Start of SOURCE TEXT
What got me thinking was a previous discussion in which I complained about the nature of schemas and particularly the notion of datatyping XML and decided that the only real utility of schema was in mapping XML to objects.
Then Vaster made some really smart observations on the nature of schema. He concluded that a schema does carry semantics. In fact he declared that the majority of XML implicitly must carry semantics because XML is a serialization format for well-defined, semantically-understood things. I'm not sure if I agree with this statement, but if you do then there are consquences and it'd be interesting to explore these consequences.
Weakliem introduces two important notions: the idea of a 'document' vs an 'object' and of strongly typed data vs operations on data. These are both ideas which seem to pop up everywhere, particularly in the REST and RDF worlds.
I think the first distinction is valid. A document is an object on which the only valid operation is 'read' (analagous to HTTP GET) and that operation is idempotent (it causes no change on the object). An object (in the OO sense) is an object which exposes operations that are not idempotent. This also reminds me of the distinction between 'data' and 'information'.
The second distinction is not so valid. I don't think there's such a thing as 'untyped' data. All information (and by extension all XML) must be typed. The type may change (sometimes '7' is an integer representing an order quantity, sometimes it's a string describing the name of a movie) but it's always there, implicitly or explicitly, and if it's somehow not, what you've got is nonsense (or, as others might say, a meaningless sequence of numbers). This might not make too much sense, but it's true. I'd go even further and say that every meaningful XML document, regardless of whether it declares a schema and regardless of whether the declared schema exists or not, must follow a schema though that schema may be 'implicit' in the document structure.
Now if all data is implicitly strongly typed (because untyped data isn't data) then I might say the existence of a strong (that is well-understood) type implies that I can perform non-idempotent operations upon that data. For example if a schema tells me that the value of an attribute must be an integer between 1 and 10 then it follows that anywhere I see that attribute I can change its value to an integer between 1 an 10. For the case of air availability documents, if I'm told that an element contains a flight number then it makes sense that I should be able to perform flight number operations on that element such as booking it or retrieving information on it. So I might conclude that an air availability document, (and indeed any document typed by a schema and since all documents are at least implicitly typed by a schema then I really mean all documents), does indeed represent a type of object.
I'm not sure if I'm ready to make this conclusion yet but to some extent I think it may be inevitable. I don't think you can talk about data without talking about operations on that data. If this is the case, the OO paradigm does in fact supercede all other paradigms, including the document-centric XML paradigm.
This is all very interesting because I was just talking to a colleague about whether the HTTP protocol is 'complete' or needs to be seriously extended. I think HTTP is complete and I might 'prove' this by going backwards, deriving operations from data. If I saw an URL (the data) on the side of a bus, I think I could naturally derive the GET method. Once the GET method exists, PUT and DELETE follow. POST would be a hack but a useful one which I'd stumble upon sooner or later. Except I would probably change the fundamental verbs to READ, WRITE, DELETE and EXECUTE. The point is I can start with the data and work backwards to operations on that data.
End of SOURCE TEXT
■ **TASK STATEMENT**: List every HTTP method that the post on XML schemas and data typing mentions by name. Work from the text only.
Start of DATA RECORDS
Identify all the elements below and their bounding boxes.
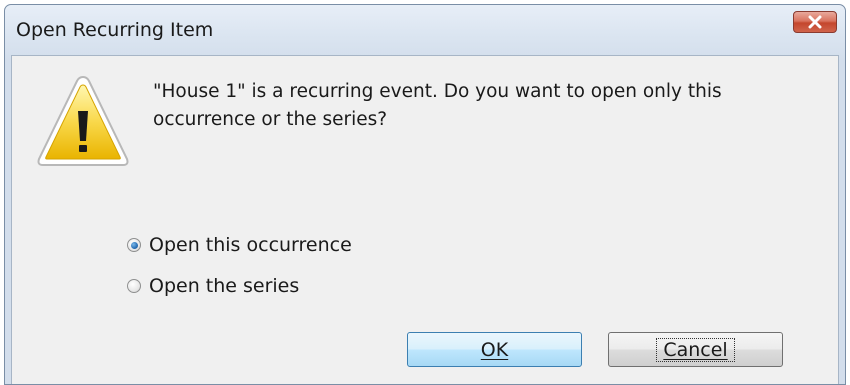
cancel-button[interactable]: Cancel [608,332,783,367]
warning-icon [37,75,129,166]
close-button[interactable] [793,11,837,33]
dialog-message: "House 1" is a recurring event. Do you w… [153,81,722,130]
window-title: Open Recurring Item [16,19,214,41]
dialog-body: "House 1" is a recurring event. Do you w… [11,55,839,384]
ok-label: OK [480,338,509,361]
option-open-occurrence[interactable]: Open this occurrence [127,234,352,256]
radio-button-checked[interactable] [127,238,141,252]
ok-button-inner: OK [474,338,515,362]
title-bar[interactable]: Open Recurring Item [5,5,845,59]
ok-button[interactable]: OK [407,332,582,367]
close-icon [808,15,822,29]
radio-dot [130,241,138,249]
radio-button[interactable] [127,279,141,293]
option-label: Open the series [149,275,300,297]
option-label: Open this occurrence [149,234,352,256]
option-open-series[interactable]: Open the series [127,275,299,297]
cancel-button-inner: Cancel [656,337,735,362]
cancel-label: Cancel [663,338,728,361]
dialog-window: Open Recurring Item "House 1" is a recur… [4,4,846,385]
End of DATA RECORDS
■ **RESPONSE TO THE TASK**: GET, PUT, DELETE, POST